Excerpted data:
-- Begin --

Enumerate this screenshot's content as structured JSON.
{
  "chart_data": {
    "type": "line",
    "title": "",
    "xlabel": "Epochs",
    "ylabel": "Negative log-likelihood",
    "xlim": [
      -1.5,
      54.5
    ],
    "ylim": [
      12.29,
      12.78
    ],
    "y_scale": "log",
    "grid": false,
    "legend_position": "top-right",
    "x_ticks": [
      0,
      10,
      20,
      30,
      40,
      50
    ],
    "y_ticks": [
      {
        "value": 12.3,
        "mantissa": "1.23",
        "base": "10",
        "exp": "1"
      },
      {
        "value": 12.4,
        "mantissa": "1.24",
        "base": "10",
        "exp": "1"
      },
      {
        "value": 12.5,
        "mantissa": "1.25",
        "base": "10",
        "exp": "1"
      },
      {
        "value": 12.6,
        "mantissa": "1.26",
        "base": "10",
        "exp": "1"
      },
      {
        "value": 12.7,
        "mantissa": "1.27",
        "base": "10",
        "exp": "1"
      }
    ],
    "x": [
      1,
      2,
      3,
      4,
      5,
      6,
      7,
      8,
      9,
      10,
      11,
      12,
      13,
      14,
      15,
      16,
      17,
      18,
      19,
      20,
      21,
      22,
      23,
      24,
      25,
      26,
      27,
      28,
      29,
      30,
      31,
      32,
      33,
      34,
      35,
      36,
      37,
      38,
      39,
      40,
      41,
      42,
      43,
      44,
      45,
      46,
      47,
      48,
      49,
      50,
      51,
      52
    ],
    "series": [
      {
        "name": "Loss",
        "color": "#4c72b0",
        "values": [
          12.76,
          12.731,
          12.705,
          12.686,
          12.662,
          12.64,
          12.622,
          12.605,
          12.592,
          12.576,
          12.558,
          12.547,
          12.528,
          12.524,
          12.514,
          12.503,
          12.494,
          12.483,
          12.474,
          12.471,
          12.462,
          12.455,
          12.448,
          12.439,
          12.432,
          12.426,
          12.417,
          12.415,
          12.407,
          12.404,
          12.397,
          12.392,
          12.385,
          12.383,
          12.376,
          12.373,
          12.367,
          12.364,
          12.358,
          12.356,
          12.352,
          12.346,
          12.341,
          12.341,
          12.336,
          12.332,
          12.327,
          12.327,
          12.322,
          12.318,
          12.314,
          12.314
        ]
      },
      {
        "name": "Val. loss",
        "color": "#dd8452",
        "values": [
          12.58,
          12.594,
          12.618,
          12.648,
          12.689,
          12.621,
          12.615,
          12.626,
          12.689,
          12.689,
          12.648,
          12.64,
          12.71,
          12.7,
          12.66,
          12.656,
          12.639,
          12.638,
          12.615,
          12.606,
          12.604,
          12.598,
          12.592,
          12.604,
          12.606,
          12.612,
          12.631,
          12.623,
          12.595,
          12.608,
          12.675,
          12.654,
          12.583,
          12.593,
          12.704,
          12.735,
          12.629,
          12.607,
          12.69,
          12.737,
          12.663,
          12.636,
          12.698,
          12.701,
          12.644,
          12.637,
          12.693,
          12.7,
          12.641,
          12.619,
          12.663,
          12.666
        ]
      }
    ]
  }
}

-- End --

What to do: From the first line to the last, please quote the material above exactly.

Solution to this exercise:
Enumerate this screenshot's content as structured JSON.
{
  "chart_data": {
    "type": "line",
    "title": "",
    "xlabel": "Epochs",
    "ylabel": "Negative log-likelihood",
    "xlim": [
      -1.5,
      54.5
    ],
    "ylim": [
      12.29,
      12.78
    ],
    "y_scale": "log",
    "grid": false,
    "legend_position": "top-right",
    "x_ticks": [
      0,
      10,
      20,
      30,
      40,
      50
    ],
    "y_ticks": [
      {
        "value": 12.3,
        "mantissa": "1.23",
        "base": "10",
        "exp": "1"
      },
      {
        "value": 12.4,
        "mantissa": "1.24",
        "base": "10",
        "exp": "1"
      },
      {
        "value": 12.5,
        "mantissa": "1.25",
        "base": "10",
        "exp": "1"
      },
      {
        "value": 12.6,
        "mantissa": "1.26",
        "base": "10",
        "exp": "1"
      },
      {
        "value": 12.7,
        "mantissa": "1.27",
        "base": "10",
        "exp": "1"
      }
    ],
    "x": [
      1,
      2,
      3,
      4,
      5,
      6,
      7,
      8,
      9,
      10,
      11,
      12,
      13,
      14,
      15,
      16,
      17,
      18,
      19,
      20,
      21,
      22,
      23,
      24,
      25,
      26,
      27,
      28,
      29,
      30,
      31,
      32,
      33,
      34,
      35,
      36,
      37,
      38,
      39,
      40,
      41,
      42,
      43,
      44,
      45,
      46,
      47,
      48,
      49,
      50,
      51,
      52
    ],
    "series": [
      {
        "name": "Loss",
        "color": "#4c72b0",
        "values": [
          12.76,
          12.731,
          12.705,
          12.686,
          12.662,
          12.64,
          12.622,
          12.605,
          12.592,
          12.576,
          12.558,
          12.547,
          12.528,
          12.524,
          12.514,
          12.503,
          12.494,
          12.483,
          12.474,
          12.471,
          12.462,
          12.455,
          12.448,
          12.439,
          12.432,
          12.426,
          12.417,
          12.415,
          12.407,
          12.404,
          12.397,
          12.392,
          12.385,
          12.383,
          12.376,
          12.373,
          12.367,
          12.364,
          12.358,
          12.356,
          12.352,
          12.346,
          12.341,
          12.341,
          12.336,
          12.332,
          12.327,
          12.327,
          12.322,
          12.318,
          12.314,
          12.314
        ]
      },
      {
        "name": "Val. loss",
        "color": "#dd8452",
        "values": [
          12.58,
          12.594,
          12.618,
          12.648,
          12.689,
          12.621,
          12.615,
          12.626,
          12.689,
          12.689,
          12.648,
          12.64,
          12.71,
          12.7,
          12.66,
          12.656,
          12.639,
          12.638,
          12.615,
          12.606,
          12.604,
          12.598,
          12.592,
          12.604,
          12.606,
          12.612,
          12.631,
          12.623,
          12.595,
          12.608,
          12.675,
          12.654,
          12.583,
          12.593,
          12.704,
          12.735,
          12.629,
          12.607,
          12.69,
          12.737,
          12.663,
          12.636,
          12.698,
          12.701,
          12.644,
          12.637,
          12.693,
          12.7,
          12.641,
          12.619,
          12.663,
          12.666
        ]
      }
    ]
  }
}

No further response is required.